## Exercise prompt
Omit all pictures. Copy the rest of the material exactly.

## Record extracts
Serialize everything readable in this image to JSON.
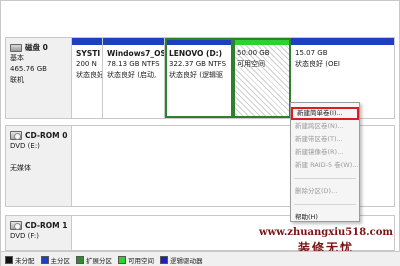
{
  "disk0": {
    "title": "磁盘 0",
    "type": "基本",
    "size": "465.76 GB",
    "status": "联机",
    "partitions": [
      {
        "name": "SYSTI",
        "line2": "200 N",
        "line3": "状态良好",
        "band": "#1f3fbf",
        "hatched": false
      },
      {
        "name": "Windows7_OS",
        "line2": "78.13 GB NTFS",
        "line3": "状态良好 (启动,",
        "band": "#1f3fbf",
        "hatched": false
      },
      {
        "name": "LENOVO  (D:)",
        "line2": "322.37 GB NTFS",
        "line3": "状态良好 (逻辑驱",
        "band": "#1f3fbf",
        "hatched": false,
        "selected": true
      },
      {
        "name": "",
        "line2": "50.00 GB",
        "line3": "可用空间",
        "band": "#2fd12f",
        "hatched": true,
        "selected": true
      },
      {
        "name": "",
        "line2": "15.07 GB",
        "line3": "状态良好 (OEI",
        "band": "#1f3fbf",
        "hatched": false
      }
    ]
  },
  "cdrom0": {
    "title": "CD-ROM 0",
    "drive": "DVD (E:)",
    "media": "无媒体"
  },
  "cdrom1": {
    "title": "CD-ROM 1",
    "drive": "DVD (F:)"
  },
  "context_menu": {
    "items": [
      {
        "label": "新建简单卷(I)...",
        "enabled": true,
        "highlighted": true
      },
      {
        "label": "新建跨区卷(N)...",
        "enabled": false
      },
      {
        "label": "新建带区卷(T)...",
        "enabled": false
      },
      {
        "label": "新建镜像卷(R)...",
        "enabled": false
      },
      {
        "label": "新建 RAID-5 卷(W)...",
        "enabled": false
      },
      {
        "label": "删除分区(D)...",
        "enabled": false
      },
      {
        "label": "帮助(H)",
        "enabled": true
      }
    ]
  },
  "legend": [
    {
      "label": "未分配",
      "color": "#111111"
    },
    {
      "label": "主分区",
      "color": "#1f3fbf"
    },
    {
      "label": "扩展分区",
      "color": "#2e8b2e"
    },
    {
      "label": "可用空间",
      "color": "#2fd12f"
    },
    {
      "label": "逻辑驱动器",
      "color": "#1f1fb8"
    }
  ],
  "watermark": {
    "url": "www.zhuangxiu518.com",
    "text": "装修无忧"
  }
}
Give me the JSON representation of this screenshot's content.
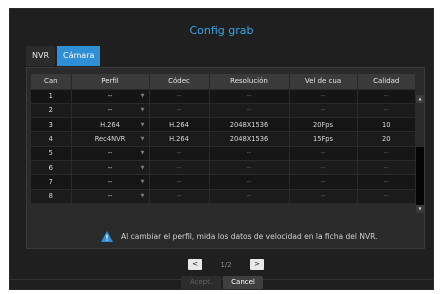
{
  "dialog": {
    "title": "Config grab"
  },
  "tabs": [
    {
      "label": "NVR"
    },
    {
      "label": "Cámara"
    }
  ],
  "table": {
    "columns": [
      "Can",
      "Perfil",
      "Códec",
      "Resolución",
      "Vel de cua",
      "Calidad"
    ],
    "rows": [
      {
        "can": "1",
        "perfil": "--",
        "codec": "--",
        "res": "--",
        "fps": "--",
        "calidad": "--"
      },
      {
        "can": "2",
        "perfil": "--",
        "codec": "--",
        "res": "--",
        "fps": "--",
        "calidad": "--"
      },
      {
        "can": "3",
        "perfil": "H.264",
        "codec": "H.264",
        "res": "2048X1536",
        "fps": "20Fps",
        "calidad": "10"
      },
      {
        "can": "4",
        "perfil": "Rec4NVR",
        "codec": "H.264",
        "res": "2048X1536",
        "fps": "15Fps",
        "calidad": "20"
      },
      {
        "can": "5",
        "perfil": "--",
        "codec": "--",
        "res": "--",
        "fps": "--",
        "calidad": "--"
      },
      {
        "can": "6",
        "perfil": "--",
        "codec": "--",
        "res": "--",
        "fps": "--",
        "calidad": "--"
      },
      {
        "can": "7",
        "perfil": "--",
        "codec": "--",
        "res": "--",
        "fps": "--",
        "calidad": "--"
      },
      {
        "can": "8",
        "perfil": "--",
        "codec": "--",
        "res": "--",
        "fps": "--",
        "calidad": "--"
      }
    ]
  },
  "notice": {
    "icon": "warning-icon",
    "color": "#2f8fd6",
    "text": "Al cambiar el perfil, mida los datos de velocidad en la ficha del NVR."
  },
  "pagination": {
    "prev": "<",
    "next": ">",
    "page": "1/2"
  },
  "footer": {
    "accept_label": "Acept.",
    "cancel_label": "Cancel"
  },
  "colors": {
    "accent": "#31a8e6",
    "active_tab": "#2f8fd6",
    "background": "#1f1f1f"
  }
}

## Completed task
Serialize everything readable in this image to JSON.
{
  "disk0": {
    "title": "磁盘 0",
    "type": "基本",
    "size": "465.76 GB",
    "status": "联机",
    "partitions": [
      {
        "name": "SYSTI",
        "line2": "200 N",
        "line3": "状态良好",
        "band": "#1f3fbf",
        "hatched": false
      },
      {
        "name": "Windows7_OS",
        "line2": "78.13 GB NTFS",
        "line3": "状态良好 (启动,",
        "band": "#1f3fbf",
        "hatched": false
      },
      {
        "name": "LENOVO  (D:)",
        "line2": "322.37 GB NTFS",
        "line3": "状态良好 (逻辑驱",
        "band": "#1f3fbf",
        "hatched": false,
        "selected": true
      },
      {
        "name": "",
        "line2": "50.00 GB",
        "line3": "可用空间",
        "band": "#2fd12f",
        "hatched": true,
        "selected": true
      },
      {
        "name": "",
        "line2": "15.07 GB",
        "line3": "状态良好 (OEI",
        "band": "#1f3fbf",
        "hatched": false
      }
    ]
  },
  "cdrom0": {
    "title": "CD-ROM 0",
    "drive": "DVD (E:)",
    "media": "无媒体"
  },
  "cdrom1": {
    "title": "CD-ROM 1",
    "drive": "DVD (F:)"
  },
  "context_menu": {
    "items": [
      {
        "label": "新建简单卷(I)...",
        "enabled": true,
        "highlighted": true
      },
      {
        "label": "新建跨区卷(N)...",
        "enabled": false
      },
      {
        "label": "新建带区卷(T)...",
        "enabled": false
      },
      {
        "label": "新建镜像卷(R)...",
        "enabled": false
      },
      {
        "label": "新建 RAID-5 卷(W)...",
        "enabled": false
      },
      {
        "label": "删除分区(D)...",
        "enabled": false
      },
      {
        "label": "帮助(H)",
        "enabled": true
      }
    ]
  },
  "legend": [
    {
      "label": "未分配",
      "color": "#111111"
    },
    {
      "label": "主分区",
      "color": "#1f3fbf"
    },
    {
      "label": "扩展分区",
      "color": "#2e8b2e"
    },
    {
      "label": "可用空间",
      "color": "#2fd12f"
    },
    {
      "label": "逻辑驱动器",
      "color": "#1f1fb8"
    }
  ],
  "watermark": {
    "url": "www.zhuangxiu518.com",
    "text": "装修无忧"
  }
}
Give me the JSON representation of this screenshot's content.
{
  "dialog": {
    "title": "Config grab"
  },
  "tabs": [
    {
      "label": "NVR"
    },
    {
      "label": "Cámara"
    }
  ],
  "table": {
    "columns": [
      "Can",
      "Perfil",
      "Códec",
      "Resolución",
      "Vel de cua",
      "Calidad"
    ],
    "rows": [
      {
        "can": "1",
        "perfil": "--",
        "codec": "--",
        "res": "--",
        "fps": "--",
        "calidad": "--"
      },
      {
        "can": "2",
        "perfil": "--",
        "codec": "--",
        "res": "--",
        "fps": "--",
        "calidad": "--"
      },
      {
        "can": "3",
        "perfil": "H.264",
        "codec": "H.264",
        "res": "2048X1536",
        "fps": "20Fps",
        "calidad": "10"
      },
      {
        "can": "4",
        "perfil": "Rec4NVR",
        "codec": "H.264",
        "res": "2048X1536",
        "fps": "15Fps",
        "calidad": "20"
      },
      {
        "can": "5",
        "perfil": "--",
        "codec": "--",
        "res": "--",
        "fps": "--",
        "calidad": "--"
      },
      {
        "can": "6",
        "perfil": "--",
        "codec": "--",
        "res": "--",
        "fps": "--",
        "calidad": "--"
      },
      {
        "can": "7",
        "perfil": "--",
        "codec": "--",
        "res": "--",
        "fps": "--",
        "calidad": "--"
      },
      {
        "can": "8",
        "perfil": "--",
        "codec": "--",
        "res": "--",
        "fps": "--",
        "calidad": "--"
      }
    ]
  },
  "notice": {
    "icon": "warning-icon",
    "color": "#2f8fd6",
    "text": "Al cambiar el perfil, mida los datos de velocidad en la ficha del NVR."
  },
  "pagination": {
    "prev": "<",
    "next": ">",
    "page": "1/2"
  },
  "footer": {
    "accept_label": "Acept.",
    "cancel_label": "Cancel"
  },
  "colors": {
    "accent": "#31a8e6",
    "active_tab": "#2f8fd6",
    "background": "#1f1f1f"
  }
}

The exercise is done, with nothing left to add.